# Start of MATERIAL TO PROCESS

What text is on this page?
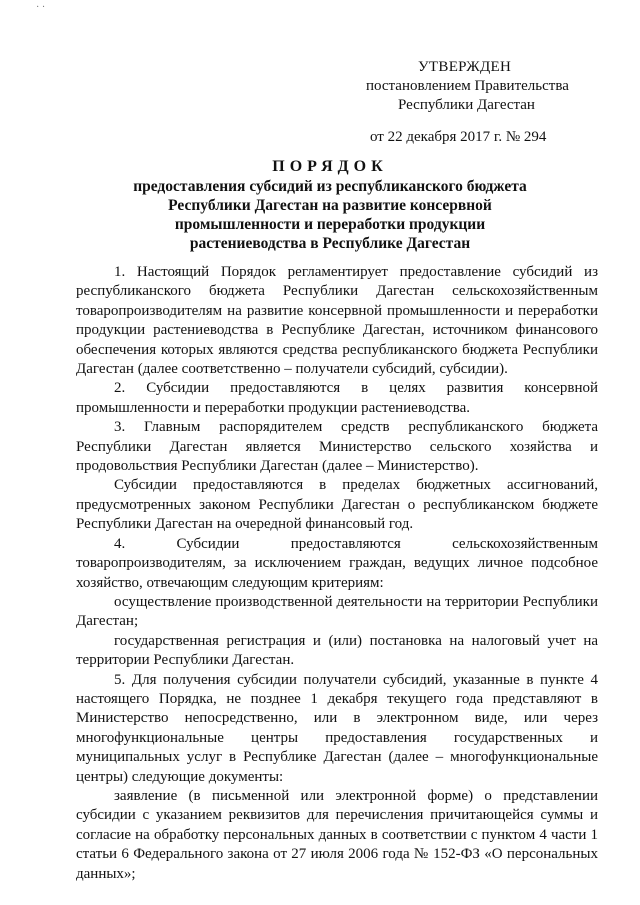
· ·
УТВЕРЖДЕН
постановлением Правительства
Республики Дагестан
от 22 декабря 2017 г. № 294
ПОРЯДОК
предоставления субсидий из республиканского бюджета
Республики Дагестан на развитие консервной
промышленности и переработки продукции
растениеводства в Республике Дагестан

1. Настоящий Порядок регламентирует предоставление субсидий из республиканского бюджета Республики Дагестан сельскохозяйственным товаропроизводителям на развитие консервной промышленности и переработки продукции растениеводства в Республике Дагестан, источником финансового обеспечения которых являются средства республиканского бюджета Республики Дагестан (далее соответственно – получатели субсидий, субсидии).

2. Субсидии предоставляются в целях развития консервной промышленности и переработки продукции растениеводства.

3. Главным распорядителем средств республиканского бюджета Республики Дагестан является Министерство сельского хозяйства и продовольствия Республики Дагестан (далее – Министерство).

Субсидии предоставляются в пределах бюджетных ассигнований, предусмотренных законом Республики Дагестан о республиканском бюджете Республики Дагестан на очередной финансовый год.

4. Субсидии предоставляются сельскохозяйственным товаропроизводителям, за исключением граждан, ведущих личное подсобное хозяйство, отвечающим следующим критериям:

осуществление производственной деятельности на территории Республики Дагестан;

государственная регистрация и (или) постановка на налоговый учет на территории Республики Дагестан.

5. Для получения субсидии получатели субсидий, указанные в пункте 4 настоящего Порядка, не позднее 1 декабря текущего года представляют в Министерство непосредственно, или в электронном виде, или через многофункциональные центры предоставления государственных и муниципальных услуг в Республике Дагестан (далее – многофункциональные центры) следующие документы:

заявление (в письменной или электронной форме) о представлении субсидии с указанием реквизитов для перечисления причитающейся суммы и согласие на обработку персональных данных в соответствии с пунктом 4 части 1 статьи 6 Федерального закона от 27 июля 2006 года № 152-ФЗ «О персональных данных»;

# End of MATERIAL TO PROCESS

▸ **TASK PROMPT**:
Gather all lines where the word "растениеводства" appears.

▸ **ANSWER TO THIS EXERCISE**:
растениеводства в Республике Дагестан
1. Настоящий Порядок регламентирует предоставление субсидий из республиканского бюджета Республики Дагестан сельскохозяйственным товаропроизводителям на развитие консервной промышленности и переработки продукции растениеводства в Республике Дагестан, источником финансового обеспечения которых являются средства республиканского бюджета Республики Дагестан (далее соответственно – получатели субсидий, субсидии).
2. Субсидии предоставляются в целях развития консервной промышленности и переработки продукции растениеводства.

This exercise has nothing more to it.